AIM OF THE EXERCISE >> No images are to be carried over; print all other material exactly as it stands.

======== SUPPLIED MATERIAL ========

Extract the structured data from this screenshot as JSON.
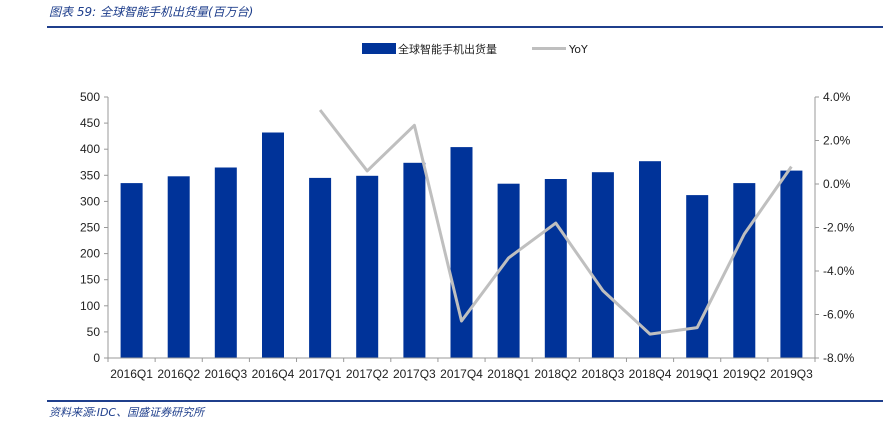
{
  "caption": "图表 59:  全球智能手机出货量(百万台)",
  "source": "资料来源:IDC、国盛证券研究所",
  "colors": {
    "bar": "#003399",
    "line": "#bfbfbf",
    "accent": "#1f3f8c"
  },
  "chart_data": {
    "type": "bar",
    "categories": [
      "2016Q1",
      "2016Q2",
      "2016Q3",
      "2016Q4",
      "2017Q1",
      "2017Q2",
      "2017Q3",
      "2017Q4",
      "2018Q1",
      "2018Q2",
      "2018Q3",
      "2018Q4",
      "2019Q1",
      "2019Q2",
      "2019Q3"
    ],
    "series": [
      {
        "name": "全球智能手机出货量",
        "type": "bar",
        "axis": "left",
        "values": [
          335,
          348,
          365,
          432,
          345,
          349,
          374,
          404,
          334,
          343,
          356,
          377,
          312,
          335,
          359
        ]
      },
      {
        "name": "YoY",
        "type": "line",
        "axis": "right",
        "values": [
          null,
          null,
          null,
          null,
          3.4,
          0.6,
          2.7,
          -6.3,
          -3.4,
          -1.8,
          -4.9,
          -6.9,
          -6.6,
          -2.3,
          0.8
        ]
      }
    ],
    "y_left": {
      "ylim": [
        0,
        500
      ],
      "ticks": [
        "0",
        "50",
        "100",
        "150",
        "200",
        "250",
        "300",
        "350",
        "400",
        "450",
        "500"
      ]
    },
    "y_right": {
      "ylim": [
        -8,
        4
      ],
      "ticks": [
        "-8.0%",
        "-6.0%",
        "-4.0%",
        "-2.0%",
        "0.0%",
        "2.0%",
        "4.0%"
      ]
    },
    "legend": {
      "position": "top-center",
      "items": [
        "全球智能手机出货量",
        "YoY"
      ]
    },
    "grid": false
  }
}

========

EXERCISE RESPONSE >>
Extract the structured data from this screenshot as JSON.
{
  "caption": "图表 59:  全球智能手机出货量(百万台)",
  "source": "资料来源:IDC、国盛证券研究所",
  "colors": {
    "bar": "#003399",
    "line": "#bfbfbf",
    "accent": "#1f3f8c"
  },
  "chart_data": {
    "type": "bar",
    "categories": [
      "2016Q1",
      "2016Q2",
      "2016Q3",
      "2016Q4",
      "2017Q1",
      "2017Q2",
      "2017Q3",
      "2017Q4",
      "2018Q1",
      "2018Q2",
      "2018Q3",
      "2018Q4",
      "2019Q1",
      "2019Q2",
      "2019Q3"
    ],
    "series": [
      {
        "name": "全球智能手机出货量",
        "type": "bar",
        "axis": "left",
        "values": [
          335,
          348,
          365,
          432,
          345,
          349,
          374,
          404,
          334,
          343,
          356,
          377,
          312,
          335,
          359
        ]
      },
      {
        "name": "YoY",
        "type": "line",
        "axis": "right",
        "values": [
          null,
          null,
          null,
          null,
          3.4,
          0.6,
          2.7,
          -6.3,
          -3.4,
          -1.8,
          -4.9,
          -6.9,
          -6.6,
          -2.3,
          0.8
        ]
      }
    ],
    "y_left": {
      "ylim": [
        0,
        500
      ],
      "ticks": [
        "0",
        "50",
        "100",
        "150",
        "200",
        "250",
        "300",
        "350",
        "400",
        "450",
        "500"
      ]
    },
    "y_right": {
      "ylim": [
        -8,
        4
      ],
      "ticks": [
        "-8.0%",
        "-6.0%",
        "-4.0%",
        "-2.0%",
        "0.0%",
        "2.0%",
        "4.0%"
      ]
    },
    "legend": {
      "position": "top-center",
      "items": [
        "全球智能手机出货量",
        "YoY"
      ]
    },
    "grid": false
  }
}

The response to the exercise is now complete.